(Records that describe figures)
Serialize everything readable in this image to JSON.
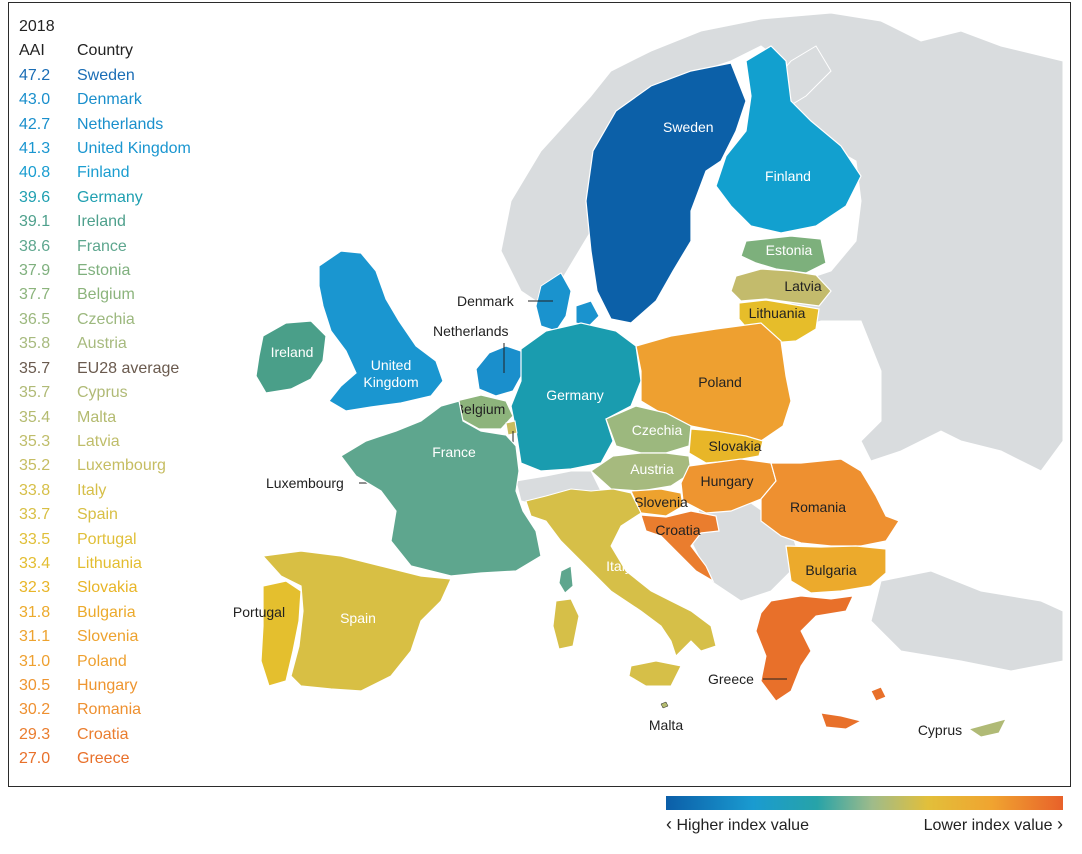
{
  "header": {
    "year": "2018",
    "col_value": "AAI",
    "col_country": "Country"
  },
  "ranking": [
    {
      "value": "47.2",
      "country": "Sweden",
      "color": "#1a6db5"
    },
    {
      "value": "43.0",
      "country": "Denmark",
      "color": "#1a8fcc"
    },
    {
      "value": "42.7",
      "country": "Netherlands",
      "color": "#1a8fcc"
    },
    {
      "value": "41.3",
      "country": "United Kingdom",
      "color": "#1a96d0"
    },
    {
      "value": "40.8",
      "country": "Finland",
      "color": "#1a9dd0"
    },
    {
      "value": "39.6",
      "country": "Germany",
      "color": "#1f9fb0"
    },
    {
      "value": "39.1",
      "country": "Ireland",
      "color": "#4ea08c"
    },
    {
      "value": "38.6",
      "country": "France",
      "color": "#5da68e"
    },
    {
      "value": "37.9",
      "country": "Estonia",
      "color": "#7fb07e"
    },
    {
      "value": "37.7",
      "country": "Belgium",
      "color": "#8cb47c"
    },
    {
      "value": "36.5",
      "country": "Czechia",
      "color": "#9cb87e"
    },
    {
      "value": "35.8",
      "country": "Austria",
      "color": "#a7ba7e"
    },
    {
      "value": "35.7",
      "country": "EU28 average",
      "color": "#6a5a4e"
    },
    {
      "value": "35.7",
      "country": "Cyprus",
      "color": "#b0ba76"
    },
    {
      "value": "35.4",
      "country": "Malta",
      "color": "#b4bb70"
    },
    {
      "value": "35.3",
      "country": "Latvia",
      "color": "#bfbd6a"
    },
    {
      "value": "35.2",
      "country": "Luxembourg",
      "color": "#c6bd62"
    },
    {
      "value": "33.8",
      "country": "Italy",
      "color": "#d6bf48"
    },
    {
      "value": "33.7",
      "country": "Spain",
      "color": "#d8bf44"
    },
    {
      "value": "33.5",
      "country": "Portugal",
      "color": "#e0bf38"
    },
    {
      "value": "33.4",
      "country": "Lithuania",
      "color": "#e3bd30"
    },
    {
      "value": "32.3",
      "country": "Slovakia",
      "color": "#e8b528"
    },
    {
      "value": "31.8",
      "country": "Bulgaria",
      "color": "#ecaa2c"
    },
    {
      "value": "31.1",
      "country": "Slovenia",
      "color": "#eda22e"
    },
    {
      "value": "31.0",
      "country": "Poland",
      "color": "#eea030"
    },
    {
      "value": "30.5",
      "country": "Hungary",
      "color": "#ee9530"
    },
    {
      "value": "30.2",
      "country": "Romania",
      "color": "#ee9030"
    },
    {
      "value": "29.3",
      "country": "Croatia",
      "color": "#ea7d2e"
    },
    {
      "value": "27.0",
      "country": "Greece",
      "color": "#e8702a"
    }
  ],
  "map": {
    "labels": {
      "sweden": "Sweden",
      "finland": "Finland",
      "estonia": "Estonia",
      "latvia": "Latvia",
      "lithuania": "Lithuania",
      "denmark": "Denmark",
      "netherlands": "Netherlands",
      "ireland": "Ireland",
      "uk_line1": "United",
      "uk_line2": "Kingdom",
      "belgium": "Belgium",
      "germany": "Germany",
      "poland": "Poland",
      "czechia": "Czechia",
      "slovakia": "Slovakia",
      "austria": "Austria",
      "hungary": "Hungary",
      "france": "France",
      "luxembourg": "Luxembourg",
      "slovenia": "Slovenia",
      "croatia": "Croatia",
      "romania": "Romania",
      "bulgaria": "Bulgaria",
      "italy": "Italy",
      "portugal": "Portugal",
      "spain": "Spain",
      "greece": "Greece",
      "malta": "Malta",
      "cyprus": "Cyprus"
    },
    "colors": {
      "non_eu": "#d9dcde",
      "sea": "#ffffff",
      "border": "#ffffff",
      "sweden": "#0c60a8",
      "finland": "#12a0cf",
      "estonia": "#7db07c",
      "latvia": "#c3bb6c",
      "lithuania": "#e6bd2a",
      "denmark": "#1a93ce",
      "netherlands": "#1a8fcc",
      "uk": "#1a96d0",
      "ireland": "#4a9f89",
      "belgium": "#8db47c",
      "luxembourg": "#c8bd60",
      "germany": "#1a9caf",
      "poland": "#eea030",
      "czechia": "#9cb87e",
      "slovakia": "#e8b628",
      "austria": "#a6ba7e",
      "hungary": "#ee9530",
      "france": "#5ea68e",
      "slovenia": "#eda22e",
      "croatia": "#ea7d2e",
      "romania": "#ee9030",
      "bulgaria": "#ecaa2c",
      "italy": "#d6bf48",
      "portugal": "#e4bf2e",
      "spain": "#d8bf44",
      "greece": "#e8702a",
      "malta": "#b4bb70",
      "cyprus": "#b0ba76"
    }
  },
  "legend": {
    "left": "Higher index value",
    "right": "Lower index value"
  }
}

DIRECTION: In the listing, find each line with the string "Kingdom" and copy it.

ANSWER:
      "country": "United Kingdom",
      "uk_line2": "Kingdom",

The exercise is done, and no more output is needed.